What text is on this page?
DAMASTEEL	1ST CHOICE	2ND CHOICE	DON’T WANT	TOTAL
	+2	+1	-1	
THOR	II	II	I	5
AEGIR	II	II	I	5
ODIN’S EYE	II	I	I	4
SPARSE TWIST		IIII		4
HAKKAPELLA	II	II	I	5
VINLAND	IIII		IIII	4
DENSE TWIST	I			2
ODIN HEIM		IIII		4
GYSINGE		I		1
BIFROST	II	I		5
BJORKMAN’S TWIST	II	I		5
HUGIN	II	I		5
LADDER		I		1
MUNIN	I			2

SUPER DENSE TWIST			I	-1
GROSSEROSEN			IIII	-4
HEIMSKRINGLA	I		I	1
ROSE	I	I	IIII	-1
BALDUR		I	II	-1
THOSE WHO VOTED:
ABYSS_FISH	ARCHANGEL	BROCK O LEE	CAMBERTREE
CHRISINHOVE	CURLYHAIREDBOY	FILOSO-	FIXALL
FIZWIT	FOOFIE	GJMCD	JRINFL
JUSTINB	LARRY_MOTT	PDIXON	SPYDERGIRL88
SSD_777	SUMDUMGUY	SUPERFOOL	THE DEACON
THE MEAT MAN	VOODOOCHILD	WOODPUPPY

◆ ◆ ◆ ◆ ◆

(Stated task):
Each line of the material above needs to be quoted exactly, please.

(Reply to the exercise):
What text is on this page?
DAMASTEEL	1ST CHOICE	2ND CHOICE	DON’T WANT	TOTAL
	+2	+1	-1	
THOR	II	II	I	5
AEGIR	II	II	I	5
ODIN’S EYE	II	I	I	4
SPARSE TWIST		IIII		4
HAKKAPELLA	II	II	I	5
VINLAND	IIII		IIII	4
DENSE TWIST	I			2
ODIN HEIM		IIII		4
GYSINGE		I		1
BIFROST	II	I		5
BJORKMAN’S TWIST	II	I		5
HUGIN	II	I		5
LADDER		I		1
MUNIN	I			2

SUPER DENSE TWIST			I	-1
GROSSEROSEN			IIII	-4
HEIMSKRINGLA	I		I	1
ROSE	I	I	IIII	-1
BALDUR		I	II	-1
THOSE WHO VOTED:
ABYSS_FISH	ARCHANGEL	BROCK O LEE	CAMBERTREE
CHRISINHOVE	CURLYHAIREDBOY	FILOSO-	FIXALL
FIZWIT	FOOFIE	GJMCD	JRINFL
JUSTINB	LARRY_MOTT	PDIXON	SPYDERGIRL88
SSD_777	SUMDUMGUY	SUPERFOOL	THE DEACON
THE MEAT MAN	VOODOOCHILD	WOODPUPPY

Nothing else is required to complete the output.